__Work to do__. Count how many lines mention the word "FIRST". Write that number alone.

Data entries
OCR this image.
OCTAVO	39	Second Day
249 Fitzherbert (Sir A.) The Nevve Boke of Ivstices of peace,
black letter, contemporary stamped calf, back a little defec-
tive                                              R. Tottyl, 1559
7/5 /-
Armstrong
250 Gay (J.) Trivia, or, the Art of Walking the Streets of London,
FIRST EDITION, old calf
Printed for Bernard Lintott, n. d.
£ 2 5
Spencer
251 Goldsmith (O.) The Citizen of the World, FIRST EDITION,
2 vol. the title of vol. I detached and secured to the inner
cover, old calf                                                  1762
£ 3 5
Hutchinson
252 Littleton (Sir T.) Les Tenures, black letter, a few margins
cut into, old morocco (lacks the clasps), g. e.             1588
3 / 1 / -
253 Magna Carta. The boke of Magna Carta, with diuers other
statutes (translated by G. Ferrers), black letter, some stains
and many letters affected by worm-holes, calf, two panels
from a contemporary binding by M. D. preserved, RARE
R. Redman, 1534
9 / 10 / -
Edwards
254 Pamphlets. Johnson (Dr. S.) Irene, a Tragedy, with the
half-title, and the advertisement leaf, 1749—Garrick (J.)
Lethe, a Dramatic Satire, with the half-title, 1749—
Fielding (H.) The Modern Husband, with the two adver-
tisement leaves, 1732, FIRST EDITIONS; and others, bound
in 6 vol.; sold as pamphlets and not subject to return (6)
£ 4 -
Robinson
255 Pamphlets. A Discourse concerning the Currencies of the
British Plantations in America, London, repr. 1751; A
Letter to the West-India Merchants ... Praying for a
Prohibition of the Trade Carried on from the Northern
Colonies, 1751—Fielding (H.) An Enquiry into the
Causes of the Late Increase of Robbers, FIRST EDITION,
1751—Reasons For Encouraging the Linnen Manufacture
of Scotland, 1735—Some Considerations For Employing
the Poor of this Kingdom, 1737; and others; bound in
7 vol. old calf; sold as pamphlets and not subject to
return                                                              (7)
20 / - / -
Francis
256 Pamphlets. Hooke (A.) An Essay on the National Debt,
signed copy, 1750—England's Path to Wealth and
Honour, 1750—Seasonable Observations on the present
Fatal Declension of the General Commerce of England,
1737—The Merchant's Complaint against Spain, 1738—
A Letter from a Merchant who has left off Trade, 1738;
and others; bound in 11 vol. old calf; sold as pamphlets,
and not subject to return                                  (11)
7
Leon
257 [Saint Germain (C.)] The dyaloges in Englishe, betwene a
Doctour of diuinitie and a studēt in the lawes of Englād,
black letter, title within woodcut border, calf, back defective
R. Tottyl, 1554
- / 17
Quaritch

__The answer__. 4